> _TASK TO COMPLETE_: Determine the number of lines that have the string "Prob" in them, and give only that number.

> _Figure record extracts_:
☆ ☆ ☆

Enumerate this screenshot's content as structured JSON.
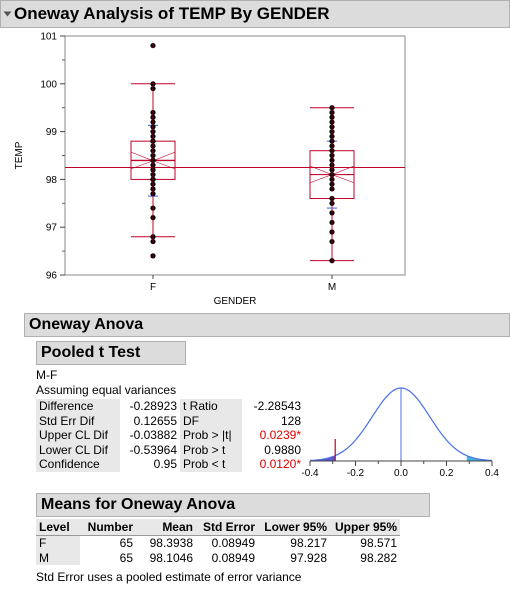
{
  "title": "Oneway Analysis of TEMP By GENDER",
  "oneway_anova_title": "Oneway Anova",
  "pooled_title": "Pooled t Test",
  "contrast": "M-F",
  "assumption": "Assuming equal variances",
  "colors": {
    "box": "#c0002a",
    "points": "#000000",
    "points_inner": "#c0002a",
    "header_bg": "#dcdcdc",
    "curve": "#4a6fe8",
    "p_value_red": "#e00000",
    "shade_left": "#3b3bc8",
    "shade_right": "#20a8d8"
  },
  "left_stats": [
    {
      "label": "Difference",
      "value": "-0.28923"
    },
    {
      "label": "Std Err Dif",
      "value": "0.12655"
    },
    {
      "label": "Upper CL Dif",
      "value": "-0.03882"
    },
    {
      "label": "Lower CL Dif",
      "value": "-0.53964"
    },
    {
      "label": "Confidence",
      "value": "0.95"
    }
  ],
  "right_stats": [
    {
      "label": "t Ratio",
      "value": "-2.28543",
      "red": false
    },
    {
      "label": "DF",
      "value": "128",
      "red": false
    },
    {
      "label": "Prob > |t|",
      "value": "0.0239*",
      "red": true
    },
    {
      "label": "Prob > t",
      "value": "0.9880",
      "red": false
    },
    {
      "label": "Prob < t",
      "value": "0.0120*",
      "red": true
    }
  ],
  "means_title": "Means for Oneway Anova",
  "means_columns": [
    "Level",
    "Number",
    "Mean",
    "Std Error",
    "Lower 95%",
    "Upper 95%"
  ],
  "means_rows": [
    [
      "F",
      "65",
      "98.3938",
      "0.08949",
      "98.217",
      "98.571"
    ],
    [
      "M",
      "65",
      "98.1046",
      "0.08949",
      "97.928",
      "98.282"
    ]
  ],
  "footnote": "Std Error uses a pooled estimate of error variance",
  "chart_data": [
    {
      "type": "box",
      "xlabel": "GENDER",
      "ylabel": "TEMP",
      "categories": [
        "F",
        "M"
      ],
      "ylim": [
        96,
        101
      ],
      "yticks": [
        96,
        97,
        98,
        99,
        100,
        101
      ],
      "grand_mean": 98.25,
      "boxes": [
        {
          "name": "F",
          "min": 96.8,
          "q1": 98.0,
          "median": 98.4,
          "q3": 98.8,
          "max": 100.0,
          "mean": 98.39,
          "ci": [
            98.22,
            98.57
          ],
          "sd_marks": [
            97.65,
            99.13
          ]
        },
        {
          "name": "M",
          "min": 96.3,
          "q1": 97.6,
          "median": 98.1,
          "q3": 98.6,
          "max": 99.5,
          "mean": 98.1,
          "ci": [
            97.93,
            98.28
          ],
          "sd_marks": [
            97.4,
            98.8
          ]
        }
      ],
      "points": {
        "F": [
          96.4,
          96.7,
          96.8,
          97.2,
          97.4,
          97.7,
          97.8,
          97.9,
          98.0,
          98.0,
          98.1,
          98.2,
          98.2,
          98.3,
          98.4,
          98.4,
          98.5,
          98.6,
          98.7,
          98.8,
          98.8,
          98.9,
          99.0,
          99.1,
          99.2,
          99.3,
          99.4,
          99.9,
          100.0,
          100.8
        ],
        "M": [
          96.3,
          96.7,
          96.9,
          97.1,
          97.3,
          97.5,
          97.6,
          97.8,
          97.9,
          98.0,
          98.1,
          98.2,
          98.3,
          98.4,
          98.5,
          98.6,
          98.7,
          98.8,
          98.9,
          99.0,
          99.1,
          99.2,
          99.3,
          99.4,
          99.5
        ]
      }
    },
    {
      "type": "line",
      "name": "t distribution",
      "xlim": [
        -0.4,
        0.4
      ],
      "xticks": [
        -0.4,
        -0.2,
        0.0,
        0.2,
        0.4
      ],
      "x_tick_labels": [
        "-0.4",
        "-0.2",
        "0.0",
        "0.2",
        "0.4"
      ],
      "sd": 0.12655,
      "estimate": -0.28923,
      "center": 0.0,
      "shaded_tails": [
        [
          -0.4,
          -0.28923
        ],
        [
          0.28923,
          0.4
        ]
      ]
    }
  ]
}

☆ ☆ ☆

> _RESPONSE BELOW_: 3